## start Task material

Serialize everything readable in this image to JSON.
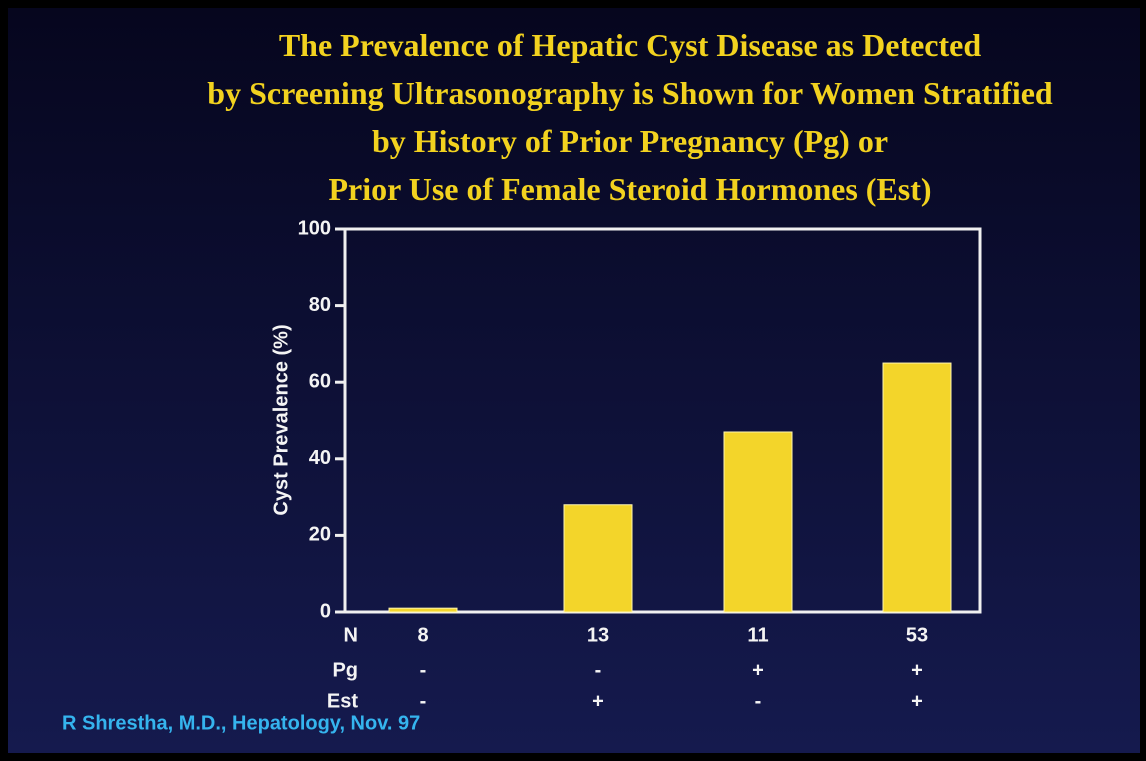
{
  "chart_data": {
    "type": "bar",
    "title": [
      "The Prevalence of Hepatic Cyst Disease as Detected",
      "by Screening Ultrasonography is Shown for Women Stratified",
      "by History of Prior Pregnancy (Pg) or",
      "Prior Use of Female Steroid Hormones (Est)"
    ],
    "y_label": "Cyst Prevalence (%)",
    "categories_label": "N",
    "categories": [
      "8",
      "13",
      "11",
      "53"
    ],
    "rows": [
      {
        "label": "Pg",
        "values": [
          "-",
          "-",
          "+",
          "+"
        ]
      },
      {
        "label": "Est",
        "values": [
          "-",
          "+",
          "-",
          "+"
        ]
      }
    ],
    "values": [
      1,
      28,
      47,
      65
    ],
    "color": "#f3d52a",
    "ylim": [
      0,
      100
    ],
    "yticks": [
      0,
      20,
      40,
      60,
      80,
      100
    ],
    "grid": false,
    "source": "R Shrestha, M.D., Hepatology, Nov. 97"
  }
}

## end Task material

Leave out the pictures and copy every record above exactly.

Serialize everything readable in this image to JSON.
{
  "chart_data": {
    "type": "bar",
    "title": [
      "The Prevalence of Hepatic Cyst Disease as Detected",
      "by Screening Ultrasonography is Shown for Women Stratified",
      "by History of Prior Pregnancy (Pg) or",
      "Prior Use of Female Steroid Hormones (Est)"
    ],
    "y_label": "Cyst Prevalence (%)",
    "categories_label": "N",
    "categories": [
      "8",
      "13",
      "11",
      "53"
    ],
    "rows": [
      {
        "label": "Pg",
        "values": [
          "-",
          "-",
          "+",
          "+"
        ]
      },
      {
        "label": "Est",
        "values": [
          "-",
          "+",
          "-",
          "+"
        ]
      }
    ],
    "values": [
      1,
      28,
      47,
      65
    ],
    "color": "#f3d52a",
    "ylim": [
      0,
      100
    ],
    "yticks": [
      0,
      20,
      40,
      60,
      80,
      100
    ],
    "grid": false,
    "source": "R Shrestha, M.D., Hepatology, Nov. 97"
  }
}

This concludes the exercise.